| Raw records |
-- begin --
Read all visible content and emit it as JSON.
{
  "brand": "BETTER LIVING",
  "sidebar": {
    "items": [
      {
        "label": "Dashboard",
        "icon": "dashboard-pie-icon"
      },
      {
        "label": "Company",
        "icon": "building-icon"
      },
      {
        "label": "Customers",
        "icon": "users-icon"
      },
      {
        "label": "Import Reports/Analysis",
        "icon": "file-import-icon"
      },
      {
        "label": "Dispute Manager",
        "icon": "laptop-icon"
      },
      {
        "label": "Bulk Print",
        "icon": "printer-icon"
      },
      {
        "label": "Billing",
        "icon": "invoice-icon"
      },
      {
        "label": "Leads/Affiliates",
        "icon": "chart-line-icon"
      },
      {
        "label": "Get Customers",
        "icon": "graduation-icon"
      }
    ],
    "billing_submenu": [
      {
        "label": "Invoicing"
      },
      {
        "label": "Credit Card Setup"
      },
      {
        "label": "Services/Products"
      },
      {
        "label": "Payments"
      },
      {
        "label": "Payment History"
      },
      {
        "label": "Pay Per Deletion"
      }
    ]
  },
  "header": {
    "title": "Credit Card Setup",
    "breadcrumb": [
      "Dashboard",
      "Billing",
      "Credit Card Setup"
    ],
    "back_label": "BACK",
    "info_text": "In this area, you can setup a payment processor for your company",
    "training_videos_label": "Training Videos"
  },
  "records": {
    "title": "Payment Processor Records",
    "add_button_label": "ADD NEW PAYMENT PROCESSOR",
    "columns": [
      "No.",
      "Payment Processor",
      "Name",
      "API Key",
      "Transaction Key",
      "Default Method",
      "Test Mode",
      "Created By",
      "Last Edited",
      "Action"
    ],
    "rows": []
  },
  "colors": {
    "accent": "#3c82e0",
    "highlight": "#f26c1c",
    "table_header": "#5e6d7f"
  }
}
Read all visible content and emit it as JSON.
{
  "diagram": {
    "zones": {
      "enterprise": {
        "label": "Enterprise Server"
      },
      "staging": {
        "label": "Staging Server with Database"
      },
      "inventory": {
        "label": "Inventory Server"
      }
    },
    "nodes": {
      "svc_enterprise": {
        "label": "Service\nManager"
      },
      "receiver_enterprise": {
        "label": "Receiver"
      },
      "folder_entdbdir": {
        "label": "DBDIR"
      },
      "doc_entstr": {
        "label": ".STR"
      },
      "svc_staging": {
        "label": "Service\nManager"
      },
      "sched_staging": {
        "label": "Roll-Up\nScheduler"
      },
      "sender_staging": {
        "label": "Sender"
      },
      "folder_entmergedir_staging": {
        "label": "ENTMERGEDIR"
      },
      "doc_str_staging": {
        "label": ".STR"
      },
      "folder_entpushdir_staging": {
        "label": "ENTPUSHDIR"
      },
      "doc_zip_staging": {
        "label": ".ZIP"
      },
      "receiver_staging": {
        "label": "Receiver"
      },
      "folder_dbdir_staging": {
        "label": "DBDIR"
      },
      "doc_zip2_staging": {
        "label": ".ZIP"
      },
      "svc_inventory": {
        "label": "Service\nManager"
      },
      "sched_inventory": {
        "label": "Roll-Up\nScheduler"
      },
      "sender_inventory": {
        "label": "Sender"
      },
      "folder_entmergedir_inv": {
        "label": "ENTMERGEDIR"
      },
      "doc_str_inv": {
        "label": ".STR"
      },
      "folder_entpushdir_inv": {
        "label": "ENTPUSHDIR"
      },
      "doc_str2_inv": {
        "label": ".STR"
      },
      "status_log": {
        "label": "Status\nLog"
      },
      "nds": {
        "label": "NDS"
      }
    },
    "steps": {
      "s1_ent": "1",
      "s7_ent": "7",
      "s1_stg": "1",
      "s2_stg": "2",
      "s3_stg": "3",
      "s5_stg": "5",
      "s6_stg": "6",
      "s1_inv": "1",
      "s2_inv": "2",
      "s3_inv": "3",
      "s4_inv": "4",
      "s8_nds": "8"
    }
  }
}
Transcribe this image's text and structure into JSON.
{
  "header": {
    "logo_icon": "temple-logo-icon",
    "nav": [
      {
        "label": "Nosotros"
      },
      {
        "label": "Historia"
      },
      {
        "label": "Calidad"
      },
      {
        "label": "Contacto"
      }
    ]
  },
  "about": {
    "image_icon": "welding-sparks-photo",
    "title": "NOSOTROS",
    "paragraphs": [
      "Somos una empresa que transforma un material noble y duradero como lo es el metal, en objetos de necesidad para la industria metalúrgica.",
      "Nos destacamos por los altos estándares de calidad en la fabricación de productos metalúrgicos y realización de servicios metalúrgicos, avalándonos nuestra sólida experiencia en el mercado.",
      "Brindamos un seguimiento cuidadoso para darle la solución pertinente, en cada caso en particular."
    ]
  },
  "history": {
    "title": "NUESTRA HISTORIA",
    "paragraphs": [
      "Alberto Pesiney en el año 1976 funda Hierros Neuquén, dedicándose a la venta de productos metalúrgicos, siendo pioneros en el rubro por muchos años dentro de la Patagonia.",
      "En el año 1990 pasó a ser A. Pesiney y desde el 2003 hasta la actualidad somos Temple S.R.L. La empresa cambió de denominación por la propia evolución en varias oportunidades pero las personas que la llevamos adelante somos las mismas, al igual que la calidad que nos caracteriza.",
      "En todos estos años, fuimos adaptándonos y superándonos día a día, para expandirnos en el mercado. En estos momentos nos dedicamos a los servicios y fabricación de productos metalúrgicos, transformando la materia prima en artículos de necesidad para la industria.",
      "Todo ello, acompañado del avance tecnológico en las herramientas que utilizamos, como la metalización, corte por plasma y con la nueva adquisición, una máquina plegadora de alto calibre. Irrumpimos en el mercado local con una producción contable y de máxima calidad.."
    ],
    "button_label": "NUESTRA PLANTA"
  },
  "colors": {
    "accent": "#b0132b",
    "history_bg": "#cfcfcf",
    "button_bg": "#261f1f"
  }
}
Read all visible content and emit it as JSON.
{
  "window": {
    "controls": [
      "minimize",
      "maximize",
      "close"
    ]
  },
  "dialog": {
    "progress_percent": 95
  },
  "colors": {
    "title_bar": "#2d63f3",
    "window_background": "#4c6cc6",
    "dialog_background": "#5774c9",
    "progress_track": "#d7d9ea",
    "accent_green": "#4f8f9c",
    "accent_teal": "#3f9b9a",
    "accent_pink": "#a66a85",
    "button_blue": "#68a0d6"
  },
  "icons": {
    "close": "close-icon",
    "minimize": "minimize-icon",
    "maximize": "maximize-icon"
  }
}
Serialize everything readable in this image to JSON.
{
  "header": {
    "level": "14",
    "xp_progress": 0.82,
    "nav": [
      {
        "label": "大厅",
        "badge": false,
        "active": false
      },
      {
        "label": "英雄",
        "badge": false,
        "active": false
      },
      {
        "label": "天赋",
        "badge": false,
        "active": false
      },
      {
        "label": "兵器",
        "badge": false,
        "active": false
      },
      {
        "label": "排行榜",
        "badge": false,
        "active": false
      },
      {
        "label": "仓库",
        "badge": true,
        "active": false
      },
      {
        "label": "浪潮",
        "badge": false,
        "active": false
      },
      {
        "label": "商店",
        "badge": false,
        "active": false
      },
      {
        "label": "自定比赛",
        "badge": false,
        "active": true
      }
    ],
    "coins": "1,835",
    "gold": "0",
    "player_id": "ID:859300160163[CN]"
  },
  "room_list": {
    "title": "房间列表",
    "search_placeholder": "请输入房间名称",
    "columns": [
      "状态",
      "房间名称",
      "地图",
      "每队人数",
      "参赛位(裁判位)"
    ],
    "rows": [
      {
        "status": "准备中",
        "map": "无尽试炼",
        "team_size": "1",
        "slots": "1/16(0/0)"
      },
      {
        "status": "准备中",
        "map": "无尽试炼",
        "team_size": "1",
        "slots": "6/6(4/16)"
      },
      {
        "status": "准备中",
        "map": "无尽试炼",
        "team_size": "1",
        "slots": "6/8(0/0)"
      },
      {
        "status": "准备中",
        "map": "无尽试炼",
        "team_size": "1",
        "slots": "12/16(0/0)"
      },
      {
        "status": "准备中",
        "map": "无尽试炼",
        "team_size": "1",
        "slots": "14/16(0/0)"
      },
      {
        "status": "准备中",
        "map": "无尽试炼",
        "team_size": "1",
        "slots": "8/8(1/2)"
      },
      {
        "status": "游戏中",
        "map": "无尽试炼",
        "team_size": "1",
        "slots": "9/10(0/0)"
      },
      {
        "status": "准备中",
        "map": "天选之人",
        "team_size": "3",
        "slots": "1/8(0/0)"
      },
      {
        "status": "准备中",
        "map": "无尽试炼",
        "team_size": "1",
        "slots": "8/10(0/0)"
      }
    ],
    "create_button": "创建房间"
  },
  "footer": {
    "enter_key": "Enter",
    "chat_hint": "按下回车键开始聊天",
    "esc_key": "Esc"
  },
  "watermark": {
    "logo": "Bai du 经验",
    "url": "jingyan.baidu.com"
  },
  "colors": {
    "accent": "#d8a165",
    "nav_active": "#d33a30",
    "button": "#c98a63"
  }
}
-- end --
| Problem description |
Identify which lines contain the word "this" and copy each one.

| Answer to the problem |
    "info_text": "In this area, you can setup a payment processor for your company",
Transcribe this image's text and structure into JSON.
Serialize everything readable in this image to JSON.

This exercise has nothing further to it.